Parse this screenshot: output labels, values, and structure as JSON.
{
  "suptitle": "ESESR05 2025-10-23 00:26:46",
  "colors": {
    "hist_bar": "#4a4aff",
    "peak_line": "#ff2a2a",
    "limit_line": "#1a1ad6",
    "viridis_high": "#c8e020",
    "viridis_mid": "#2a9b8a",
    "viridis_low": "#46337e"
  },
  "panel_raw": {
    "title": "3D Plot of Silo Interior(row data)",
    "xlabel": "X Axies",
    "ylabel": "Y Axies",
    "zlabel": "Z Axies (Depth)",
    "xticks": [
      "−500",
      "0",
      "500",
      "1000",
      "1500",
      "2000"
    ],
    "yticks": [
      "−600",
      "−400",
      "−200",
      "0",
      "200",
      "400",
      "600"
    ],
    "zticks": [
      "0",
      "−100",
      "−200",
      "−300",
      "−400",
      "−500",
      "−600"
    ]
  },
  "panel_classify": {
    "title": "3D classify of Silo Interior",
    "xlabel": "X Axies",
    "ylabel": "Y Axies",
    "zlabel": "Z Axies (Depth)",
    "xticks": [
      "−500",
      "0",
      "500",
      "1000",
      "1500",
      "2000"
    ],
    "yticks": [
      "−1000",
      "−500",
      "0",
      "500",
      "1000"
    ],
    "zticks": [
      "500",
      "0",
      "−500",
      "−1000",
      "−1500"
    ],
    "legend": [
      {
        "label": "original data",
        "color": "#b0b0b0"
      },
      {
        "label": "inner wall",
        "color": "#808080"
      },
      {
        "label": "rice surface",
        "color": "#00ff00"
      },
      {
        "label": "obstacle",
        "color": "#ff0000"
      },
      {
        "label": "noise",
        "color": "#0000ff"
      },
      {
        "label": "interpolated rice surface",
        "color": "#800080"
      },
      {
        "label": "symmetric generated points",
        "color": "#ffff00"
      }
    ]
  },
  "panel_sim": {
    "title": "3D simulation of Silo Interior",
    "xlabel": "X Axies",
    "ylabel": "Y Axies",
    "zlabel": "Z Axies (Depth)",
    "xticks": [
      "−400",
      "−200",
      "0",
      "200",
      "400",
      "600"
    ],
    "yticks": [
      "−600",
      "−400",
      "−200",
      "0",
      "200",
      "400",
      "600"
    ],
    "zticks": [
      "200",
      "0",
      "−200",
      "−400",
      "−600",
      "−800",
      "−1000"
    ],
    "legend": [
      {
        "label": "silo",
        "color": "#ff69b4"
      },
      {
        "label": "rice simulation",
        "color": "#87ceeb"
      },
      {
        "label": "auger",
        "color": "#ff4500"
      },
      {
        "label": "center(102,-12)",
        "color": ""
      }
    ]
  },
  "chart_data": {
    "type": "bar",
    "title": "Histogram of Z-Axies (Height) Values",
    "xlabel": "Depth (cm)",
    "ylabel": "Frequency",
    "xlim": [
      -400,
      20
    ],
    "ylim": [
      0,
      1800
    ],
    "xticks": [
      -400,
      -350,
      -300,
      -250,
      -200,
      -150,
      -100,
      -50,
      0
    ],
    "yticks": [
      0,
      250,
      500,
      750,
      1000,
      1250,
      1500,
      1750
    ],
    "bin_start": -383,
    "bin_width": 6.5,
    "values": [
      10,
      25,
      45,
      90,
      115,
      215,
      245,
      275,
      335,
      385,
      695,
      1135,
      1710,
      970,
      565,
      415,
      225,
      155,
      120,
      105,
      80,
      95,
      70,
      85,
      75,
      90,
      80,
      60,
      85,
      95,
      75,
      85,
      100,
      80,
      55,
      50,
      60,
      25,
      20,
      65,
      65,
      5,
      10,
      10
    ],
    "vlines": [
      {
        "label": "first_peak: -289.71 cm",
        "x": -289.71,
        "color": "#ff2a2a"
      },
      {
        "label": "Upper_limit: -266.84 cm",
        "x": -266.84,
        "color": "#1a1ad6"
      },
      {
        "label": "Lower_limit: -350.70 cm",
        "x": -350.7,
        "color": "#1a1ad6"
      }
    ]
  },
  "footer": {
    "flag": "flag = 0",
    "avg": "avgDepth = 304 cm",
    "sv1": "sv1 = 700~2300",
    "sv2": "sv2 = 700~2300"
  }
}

****

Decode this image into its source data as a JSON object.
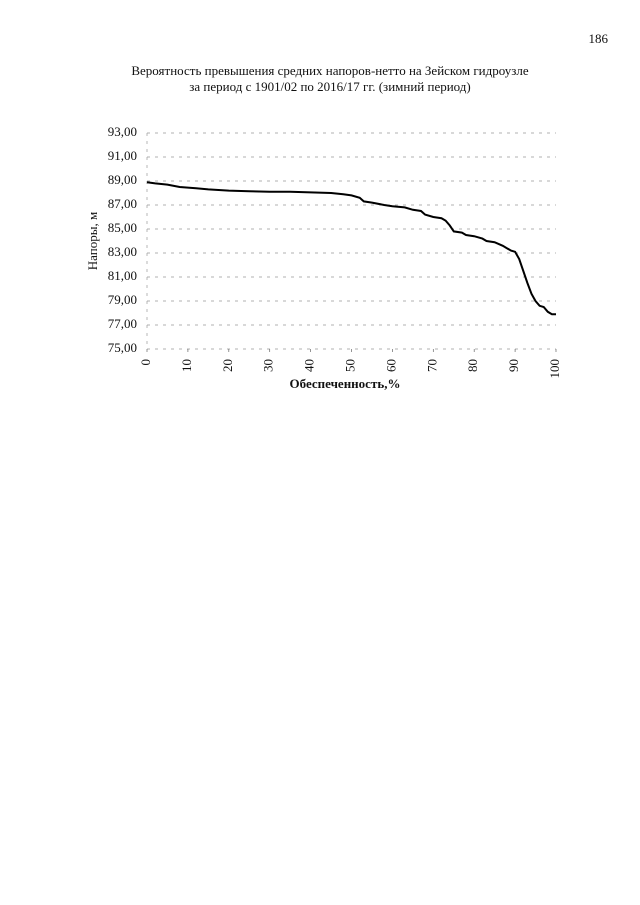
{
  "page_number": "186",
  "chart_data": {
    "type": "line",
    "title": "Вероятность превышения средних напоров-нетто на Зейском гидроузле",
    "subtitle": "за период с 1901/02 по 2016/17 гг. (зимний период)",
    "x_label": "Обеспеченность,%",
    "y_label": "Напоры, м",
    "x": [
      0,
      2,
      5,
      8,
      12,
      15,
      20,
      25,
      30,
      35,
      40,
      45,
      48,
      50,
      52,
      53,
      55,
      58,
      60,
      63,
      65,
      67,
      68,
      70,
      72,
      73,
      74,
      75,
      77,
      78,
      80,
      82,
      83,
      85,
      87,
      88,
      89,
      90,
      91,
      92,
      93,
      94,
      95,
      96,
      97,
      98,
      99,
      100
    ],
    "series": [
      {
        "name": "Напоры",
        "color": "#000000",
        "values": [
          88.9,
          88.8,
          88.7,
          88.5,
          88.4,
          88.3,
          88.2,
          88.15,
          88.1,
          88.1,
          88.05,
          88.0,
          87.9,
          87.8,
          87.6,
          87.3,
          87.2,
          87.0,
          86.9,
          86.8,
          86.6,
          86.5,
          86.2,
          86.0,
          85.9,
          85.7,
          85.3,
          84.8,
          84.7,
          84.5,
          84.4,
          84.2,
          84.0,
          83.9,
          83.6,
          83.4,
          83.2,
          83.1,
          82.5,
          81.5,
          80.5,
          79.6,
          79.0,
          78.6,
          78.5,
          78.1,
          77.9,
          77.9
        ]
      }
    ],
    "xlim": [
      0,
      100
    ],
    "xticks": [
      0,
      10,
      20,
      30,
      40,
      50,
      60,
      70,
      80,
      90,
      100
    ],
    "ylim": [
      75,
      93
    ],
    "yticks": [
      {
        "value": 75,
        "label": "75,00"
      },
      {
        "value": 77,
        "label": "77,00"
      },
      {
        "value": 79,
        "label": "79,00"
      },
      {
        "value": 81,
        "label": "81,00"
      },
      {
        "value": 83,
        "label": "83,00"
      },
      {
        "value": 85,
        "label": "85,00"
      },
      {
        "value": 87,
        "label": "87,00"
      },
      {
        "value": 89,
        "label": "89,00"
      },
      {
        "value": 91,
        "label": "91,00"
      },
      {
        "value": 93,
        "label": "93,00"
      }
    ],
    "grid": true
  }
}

****

What the task requires →
Choose all lines containing the string "this" and copy them out.

Output of the task →
Parse this screenshot: output labels, values, and structure as JSON.
Decode this image into its source data as a JSON object.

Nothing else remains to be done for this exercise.